Your instructions
Search the records for "arrow" and copy each line that holds it.

-- START OF Data records --

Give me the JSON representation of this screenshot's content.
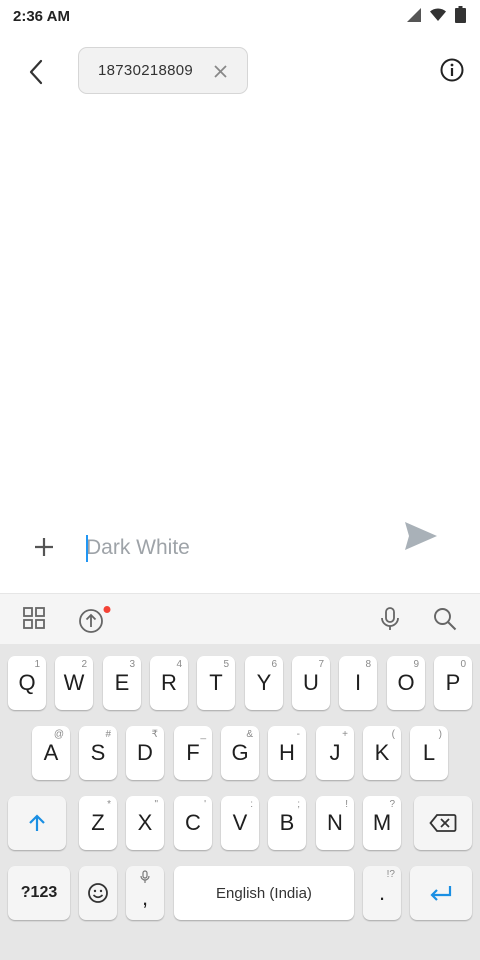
{
  "status_bar": {
    "time": "2:36 AM",
    "icons": [
      "signal-icon",
      "wifi-icon",
      "battery-icon"
    ]
  },
  "header": {
    "back_icon": "back-arrow-icon",
    "recipient": "18730218809",
    "chip_close_icon": "close-icon",
    "info_icon": "info-icon"
  },
  "compose": {
    "add_icon": "plus-icon",
    "placeholder": "Dark White",
    "value": "",
    "send_icon": "send-icon"
  },
  "keyboard_toolbar": {
    "icons": [
      "apps-grid-icon",
      "upload-icon",
      "mic-icon",
      "search-icon"
    ],
    "notification_dot_color": "#f44336"
  },
  "keyboard": {
    "row1": [
      {
        "label": "Q",
        "hint": "1"
      },
      {
        "label": "W",
        "hint": "2"
      },
      {
        "label": "E",
        "hint": "3"
      },
      {
        "label": "R",
        "hint": "4"
      },
      {
        "label": "T",
        "hint": "5"
      },
      {
        "label": "Y",
        "hint": "6"
      },
      {
        "label": "U",
        "hint": "7"
      },
      {
        "label": "I",
        "hint": "8"
      },
      {
        "label": "O",
        "hint": "9"
      },
      {
        "label": "P",
        "hint": "0"
      }
    ],
    "row2": [
      {
        "label": "A",
        "hint": "@"
      },
      {
        "label": "S",
        "hint": "#"
      },
      {
        "label": "D",
        "hint": "₹"
      },
      {
        "label": "F",
        "hint": "_"
      },
      {
        "label": "G",
        "hint": "&"
      },
      {
        "label": "H",
        "hint": "-"
      },
      {
        "label": "J",
        "hint": "+"
      },
      {
        "label": "K",
        "hint": "("
      },
      {
        "label": "L",
        "hint": ")"
      }
    ],
    "row3": [
      {
        "label": "Z",
        "hint": "*"
      },
      {
        "label": "X",
        "hint": "\""
      },
      {
        "label": "C",
        "hint": "'"
      },
      {
        "label": "V",
        "hint": ":"
      },
      {
        "label": "B",
        "hint": ";"
      },
      {
        "label": "N",
        "hint": "!"
      },
      {
        "label": "M",
        "hint": "?"
      }
    ],
    "shift_icon": "shift-arrow-icon",
    "backspace_icon": "backspace-icon",
    "symbols_label": "?123",
    "emoji_icon": "emoji-icon",
    "comma_label": ",",
    "space_label": "English (India)",
    "period_label": ".",
    "period_hint": "!?",
    "enter_icon": "enter-icon",
    "accent_color": "#1a8fe3"
  }
}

-- END OF Data records --

Solution
    "back_icon": "back-arrow-icon",
    "shift_icon": "shift-arrow-icon",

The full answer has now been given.